Written instruction:
Can you write out the whole listing exactly?

Exercise input:
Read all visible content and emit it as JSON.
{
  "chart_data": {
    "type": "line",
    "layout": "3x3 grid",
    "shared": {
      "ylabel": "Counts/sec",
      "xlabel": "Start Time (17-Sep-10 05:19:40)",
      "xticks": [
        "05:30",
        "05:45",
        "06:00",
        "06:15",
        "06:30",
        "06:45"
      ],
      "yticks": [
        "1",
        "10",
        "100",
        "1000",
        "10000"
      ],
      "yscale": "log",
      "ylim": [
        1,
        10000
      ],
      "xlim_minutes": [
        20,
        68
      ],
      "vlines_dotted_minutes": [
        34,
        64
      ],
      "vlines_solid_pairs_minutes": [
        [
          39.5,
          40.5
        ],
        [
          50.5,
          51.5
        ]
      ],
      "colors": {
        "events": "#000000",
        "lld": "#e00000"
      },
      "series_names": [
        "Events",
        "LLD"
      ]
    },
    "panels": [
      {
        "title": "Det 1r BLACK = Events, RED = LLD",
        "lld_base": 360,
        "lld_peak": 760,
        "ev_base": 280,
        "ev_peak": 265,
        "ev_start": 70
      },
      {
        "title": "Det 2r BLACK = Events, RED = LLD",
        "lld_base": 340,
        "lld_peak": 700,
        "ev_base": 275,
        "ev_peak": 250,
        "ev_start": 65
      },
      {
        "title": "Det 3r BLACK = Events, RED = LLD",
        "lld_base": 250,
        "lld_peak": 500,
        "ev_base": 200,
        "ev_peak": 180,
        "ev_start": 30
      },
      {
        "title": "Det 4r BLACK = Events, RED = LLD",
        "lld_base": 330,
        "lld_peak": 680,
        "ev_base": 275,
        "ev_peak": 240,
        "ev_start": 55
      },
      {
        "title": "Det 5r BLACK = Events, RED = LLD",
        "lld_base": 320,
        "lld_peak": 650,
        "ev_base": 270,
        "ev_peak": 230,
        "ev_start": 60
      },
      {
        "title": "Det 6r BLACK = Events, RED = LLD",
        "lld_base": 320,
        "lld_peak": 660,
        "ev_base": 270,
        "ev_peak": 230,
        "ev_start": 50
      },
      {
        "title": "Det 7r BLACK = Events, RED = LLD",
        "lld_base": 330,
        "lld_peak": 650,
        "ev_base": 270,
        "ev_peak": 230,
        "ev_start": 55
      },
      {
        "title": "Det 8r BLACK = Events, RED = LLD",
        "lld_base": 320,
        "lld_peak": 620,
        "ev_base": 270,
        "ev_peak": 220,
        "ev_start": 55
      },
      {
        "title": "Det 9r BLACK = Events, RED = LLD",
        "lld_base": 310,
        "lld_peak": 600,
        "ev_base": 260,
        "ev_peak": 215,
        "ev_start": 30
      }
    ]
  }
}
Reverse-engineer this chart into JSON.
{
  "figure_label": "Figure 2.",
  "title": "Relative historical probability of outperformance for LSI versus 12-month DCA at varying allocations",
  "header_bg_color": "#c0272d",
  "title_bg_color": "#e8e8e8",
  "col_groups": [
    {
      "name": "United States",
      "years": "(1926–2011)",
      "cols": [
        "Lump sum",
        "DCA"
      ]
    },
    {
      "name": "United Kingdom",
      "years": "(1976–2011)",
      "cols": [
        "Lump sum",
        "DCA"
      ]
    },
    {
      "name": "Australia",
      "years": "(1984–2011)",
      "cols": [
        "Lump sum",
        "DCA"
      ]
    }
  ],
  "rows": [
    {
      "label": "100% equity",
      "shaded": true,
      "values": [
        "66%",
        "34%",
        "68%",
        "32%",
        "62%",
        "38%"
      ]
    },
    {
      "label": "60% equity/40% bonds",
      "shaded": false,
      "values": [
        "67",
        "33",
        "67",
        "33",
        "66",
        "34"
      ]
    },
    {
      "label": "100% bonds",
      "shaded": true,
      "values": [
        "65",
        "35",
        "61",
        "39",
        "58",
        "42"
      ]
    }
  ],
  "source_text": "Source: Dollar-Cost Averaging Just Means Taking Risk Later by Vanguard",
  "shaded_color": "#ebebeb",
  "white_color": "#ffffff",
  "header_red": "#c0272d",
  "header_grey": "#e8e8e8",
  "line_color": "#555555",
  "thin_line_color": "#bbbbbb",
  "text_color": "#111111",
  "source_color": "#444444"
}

Final answer:
Read all visible content and emit it as JSON.
{
  "chart_data": {
    "type": "line",
    "layout": "3x3 grid",
    "shared": {
      "ylabel": "Counts/sec",
      "xlabel": "Start Time (17-Sep-10 05:19:40)",
      "xticks": [
        "05:30",
        "05:45",
        "06:00",
        "06:15",
        "06:30",
        "06:45"
      ],
      "yticks": [
        "1",
        "10",
        "100",
        "1000",
        "10000"
      ],
      "yscale": "log",
      "ylim": [
        1,
        10000
      ],
      "xlim_minutes": [
        20,
        68
      ],
      "vlines_dotted_minutes": [
        34,
        64
      ],
      "vlines_solid_pairs_minutes": [
        [
          39.5,
          40.5
        ],
        [
          50.5,
          51.5
        ]
      ],
      "colors": {
        "events": "#000000",
        "lld": "#e00000"
      },
      "series_names": [
        "Events",
        "LLD"
      ]
    },
    "panels": [
      {
        "title": "Det 1r BLACK = Events, RED = LLD",
        "lld_base": 360,
        "lld_peak": 760,
        "ev_base": 280,
        "ev_peak": 265,
        "ev_start": 70
      },
      {
        "title": "Det 2r BLACK = Events, RED = LLD",
        "lld_base": 340,
        "lld_peak": 700,
        "ev_base": 275,
        "ev_peak": 250,
        "ev_start": 65
      },
      {
        "title": "Det 3r BLACK = Events, RED = LLD",
        "lld_base": 250,
        "lld_peak": 500,
        "ev_base": 200,
        "ev_peak": 180,
        "ev_start": 30
      },
      {
        "title": "Det 4r BLACK = Events, RED = LLD",
        "lld_base": 330,
        "lld_peak": 680,
        "ev_base": 275,
        "ev_peak": 240,
        "ev_start": 55
      },
      {
        "title": "Det 5r BLACK = Events, RED = LLD",
        "lld_base": 320,
        "lld_peak": 650,
        "ev_base": 270,
        "ev_peak": 230,
        "ev_start": 60
      },
      {
        "title": "Det 6r BLACK = Events, RED = LLD",
        "lld_base": 320,
        "lld_peak": 660,
        "ev_base": 270,
        "ev_peak": 230,
        "ev_start": 50
      },
      {
        "title": "Det 7r BLACK = Events, RED = LLD",
        "lld_base": 330,
        "lld_peak": 650,
        "ev_base": 270,
        "ev_peak": 230,
        "ev_start": 55
      },
      {
        "title": "Det 8r BLACK = Events, RED = LLD",
        "lld_base": 320,
        "lld_peak": 620,
        "ev_base": 270,
        "ev_peak": 220,
        "ev_start": 55
      },
      {
        "title": "Det 9r BLACK = Events, RED = LLD",
        "lld_base": 310,
        "lld_peak": 600,
        "ev_base": 260,
        "ev_peak": 215,
        "ev_start": 30
      }
    ]
  }
}
Reverse-engineer this chart into JSON.
{
  "figure_label": "Figure 2.",
  "title": "Relative historical probability of outperformance for LSI versus 12-month DCA at varying allocations",
  "header_bg_color": "#c0272d",
  "title_bg_color": "#e8e8e8",
  "col_groups": [
    {
      "name": "United States",
      "years": "(1926–2011)",
      "cols": [
        "Lump sum",
        "DCA"
      ]
    },
    {
      "name": "United Kingdom",
      "years": "(1976–2011)",
      "cols": [
        "Lump sum",
        "DCA"
      ]
    },
    {
      "name": "Australia",
      "years": "(1984–2011)",
      "cols": [
        "Lump sum",
        "DCA"
      ]
    }
  ],
  "rows": [
    {
      "label": "100% equity",
      "shaded": true,
      "values": [
        "66%",
        "34%",
        "68%",
        "32%",
        "62%",
        "38%"
      ]
    },
    {
      "label": "60% equity/40% bonds",
      "shaded": false,
      "values": [
        "67",
        "33",
        "67",
        "33",
        "66",
        "34"
      ]
    },
    {
      "label": "100% bonds",
      "shaded": true,
      "values": [
        "65",
        "35",
        "61",
        "39",
        "58",
        "42"
      ]
    }
  ],
  "source_text": "Source: Dollar-Cost Averaging Just Means Taking Risk Later by Vanguard",
  "shaded_color": "#ebebeb",
  "white_color": "#ffffff",
  "header_red": "#c0272d",
  "header_grey": "#e8e8e8",
  "line_color": "#555555",
  "thin_line_color": "#bbbbbb",
  "text_color": "#111111",
  "source_color": "#444444"
}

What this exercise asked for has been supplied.